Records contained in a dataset
____________

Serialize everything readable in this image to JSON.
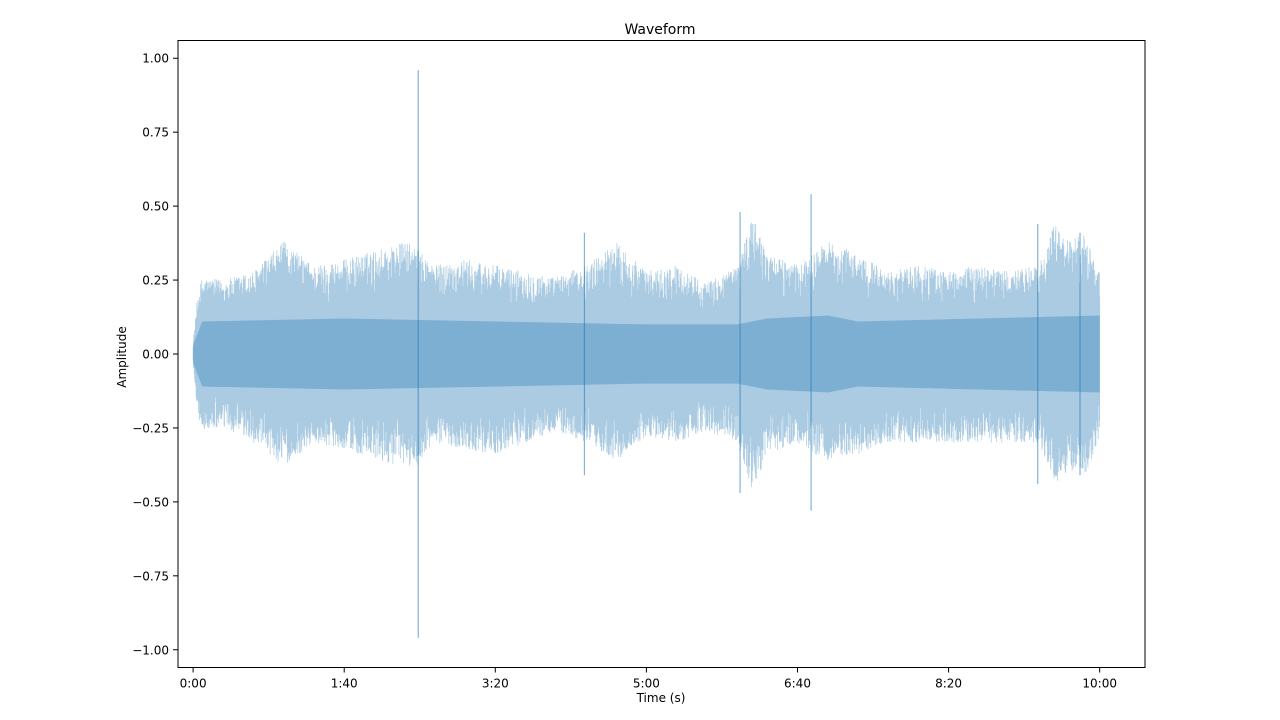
{
  "chart_data": {
    "type": "area",
    "title": "Waveform",
    "xlabel": "Time (s)",
    "ylabel": "Amplitude",
    "xlim": [
      -10,
      630
    ],
    "ylim": [
      -1.06,
      1.06
    ],
    "x_ticks": [
      {
        "value": 0,
        "label": "0:00"
      },
      {
        "value": 100,
        "label": "1:40"
      },
      {
        "value": 200,
        "label": "3:20"
      },
      {
        "value": 300,
        "label": "5:00"
      },
      {
        "value": 400,
        "label": "6:40"
      },
      {
        "value": 500,
        "label": "8:20"
      },
      {
        "value": 600,
        "label": "10:00"
      }
    ],
    "y_ticks": [
      {
        "value": 1.0,
        "label": "1.00"
      },
      {
        "value": 0.75,
        "label": "0.75"
      },
      {
        "value": 0.5,
        "label": "0.50"
      },
      {
        "value": 0.25,
        "label": "0.25"
      },
      {
        "value": 0.0,
        "label": "0.00"
      },
      {
        "value": -0.25,
        "label": "−0.25"
      },
      {
        "value": -0.5,
        "label": "−0.50"
      },
      {
        "value": -0.75,
        "label": "−0.75"
      },
      {
        "value": -1.0,
        "label": "−1.00"
      }
    ],
    "grid": false,
    "series_color": "#1f77b4",
    "duration_seconds": 600,
    "envelope": {
      "x": [
        0,
        3,
        6,
        20,
        40,
        60,
        80,
        100,
        120,
        140,
        148,
        160,
        180,
        200,
        220,
        240,
        260,
        280,
        300,
        320,
        340,
        360,
        370,
        380,
        400,
        410,
        420,
        440,
        460,
        480,
        500,
        520,
        540,
        560,
        570,
        580,
        590,
        600
      ],
      "upper": [
        0.04,
        0.2,
        0.26,
        0.25,
        0.28,
        0.38,
        0.3,
        0.32,
        0.35,
        0.38,
        0.36,
        0.3,
        0.32,
        0.3,
        0.28,
        0.26,
        0.3,
        0.38,
        0.28,
        0.3,
        0.24,
        0.3,
        0.47,
        0.34,
        0.3,
        0.34,
        0.38,
        0.34,
        0.28,
        0.3,
        0.28,
        0.3,
        0.28,
        0.3,
        0.44,
        0.38,
        0.41,
        0.28
      ],
      "lower": [
        -0.04,
        -0.2,
        -0.26,
        -0.25,
        -0.3,
        -0.38,
        -0.3,
        -0.32,
        -0.36,
        -0.38,
        -0.38,
        -0.3,
        -0.32,
        -0.34,
        -0.3,
        -0.26,
        -0.3,
        -0.36,
        -0.28,
        -0.3,
        -0.26,
        -0.3,
        -0.47,
        -0.34,
        -0.3,
        -0.34,
        -0.36,
        -0.34,
        -0.3,
        -0.3,
        -0.3,
        -0.3,
        -0.3,
        -0.3,
        -0.44,
        -0.4,
        -0.41,
        -0.3
      ]
    },
    "rms_band": {
      "x": [
        0,
        6,
        100,
        200,
        300,
        360,
        380,
        420,
        440,
        600
      ],
      "upper": [
        0.03,
        0.11,
        0.12,
        0.11,
        0.1,
        0.1,
        0.12,
        0.13,
        0.11,
        0.13
      ],
      "lower": [
        -0.03,
        -0.11,
        -0.12,
        -0.11,
        -0.1,
        -0.1,
        -0.12,
        -0.13,
        -0.11,
        -0.13
      ]
    },
    "peaks": [
      {
        "x": 149,
        "max": 0.96,
        "min": -0.96
      },
      {
        "x": 409,
        "max": 0.54,
        "min": -0.53
      },
      {
        "x": 362,
        "max": 0.48,
        "min": -0.47
      },
      {
        "x": 259,
        "max": 0.41,
        "min": -0.41
      },
      {
        "x": 559,
        "max": 0.44,
        "min": -0.44
      },
      {
        "x": 587,
        "max": 0.41,
        "min": -0.41
      }
    ]
  }
}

____________

Take the records above and transcribe them exactly, dropping every picture.

Serialize everything readable in this image to JSON.
{
  "chart_data": {
    "type": "area",
    "title": "Waveform",
    "xlabel": "Time (s)",
    "ylabel": "Amplitude",
    "xlim": [
      -10,
      630
    ],
    "ylim": [
      -1.06,
      1.06
    ],
    "x_ticks": [
      {
        "value": 0,
        "label": "0:00"
      },
      {
        "value": 100,
        "label": "1:40"
      },
      {
        "value": 200,
        "label": "3:20"
      },
      {
        "value": 300,
        "label": "5:00"
      },
      {
        "value": 400,
        "label": "6:40"
      },
      {
        "value": 500,
        "label": "8:20"
      },
      {
        "value": 600,
        "label": "10:00"
      }
    ],
    "y_ticks": [
      {
        "value": 1.0,
        "label": "1.00"
      },
      {
        "value": 0.75,
        "label": "0.75"
      },
      {
        "value": 0.5,
        "label": "0.50"
      },
      {
        "value": 0.25,
        "label": "0.25"
      },
      {
        "value": 0.0,
        "label": "0.00"
      },
      {
        "value": -0.25,
        "label": "−0.25"
      },
      {
        "value": -0.5,
        "label": "−0.50"
      },
      {
        "value": -0.75,
        "label": "−0.75"
      },
      {
        "value": -1.0,
        "label": "−1.00"
      }
    ],
    "grid": false,
    "series_color": "#1f77b4",
    "duration_seconds": 600,
    "envelope": {
      "x": [
        0,
        3,
        6,
        20,
        40,
        60,
        80,
        100,
        120,
        140,
        148,
        160,
        180,
        200,
        220,
        240,
        260,
        280,
        300,
        320,
        340,
        360,
        370,
        380,
        400,
        410,
        420,
        440,
        460,
        480,
        500,
        520,
        540,
        560,
        570,
        580,
        590,
        600
      ],
      "upper": [
        0.04,
        0.2,
        0.26,
        0.25,
        0.28,
        0.38,
        0.3,
        0.32,
        0.35,
        0.38,
        0.36,
        0.3,
        0.32,
        0.3,
        0.28,
        0.26,
        0.3,
        0.38,
        0.28,
        0.3,
        0.24,
        0.3,
        0.47,
        0.34,
        0.3,
        0.34,
        0.38,
        0.34,
        0.28,
        0.3,
        0.28,
        0.3,
        0.28,
        0.3,
        0.44,
        0.38,
        0.41,
        0.28
      ],
      "lower": [
        -0.04,
        -0.2,
        -0.26,
        -0.25,
        -0.3,
        -0.38,
        -0.3,
        -0.32,
        -0.36,
        -0.38,
        -0.38,
        -0.3,
        -0.32,
        -0.34,
        -0.3,
        -0.26,
        -0.3,
        -0.36,
        -0.28,
        -0.3,
        -0.26,
        -0.3,
        -0.47,
        -0.34,
        -0.3,
        -0.34,
        -0.36,
        -0.34,
        -0.3,
        -0.3,
        -0.3,
        -0.3,
        -0.3,
        -0.3,
        -0.44,
        -0.4,
        -0.41,
        -0.3
      ]
    },
    "rms_band": {
      "x": [
        0,
        6,
        100,
        200,
        300,
        360,
        380,
        420,
        440,
        600
      ],
      "upper": [
        0.03,
        0.11,
        0.12,
        0.11,
        0.1,
        0.1,
        0.12,
        0.13,
        0.11,
        0.13
      ],
      "lower": [
        -0.03,
        -0.11,
        -0.12,
        -0.11,
        -0.1,
        -0.1,
        -0.12,
        -0.13,
        -0.11,
        -0.13
      ]
    },
    "peaks": [
      {
        "x": 149,
        "max": 0.96,
        "min": -0.96
      },
      {
        "x": 409,
        "max": 0.54,
        "min": -0.53
      },
      {
        "x": 362,
        "max": 0.48,
        "min": -0.47
      },
      {
        "x": 259,
        "max": 0.41,
        "min": -0.41
      },
      {
        "x": 559,
        "max": 0.44,
        "min": -0.44
      },
      {
        "x": 587,
        "max": 0.41,
        "min": -0.41
      }
    ]
  }
}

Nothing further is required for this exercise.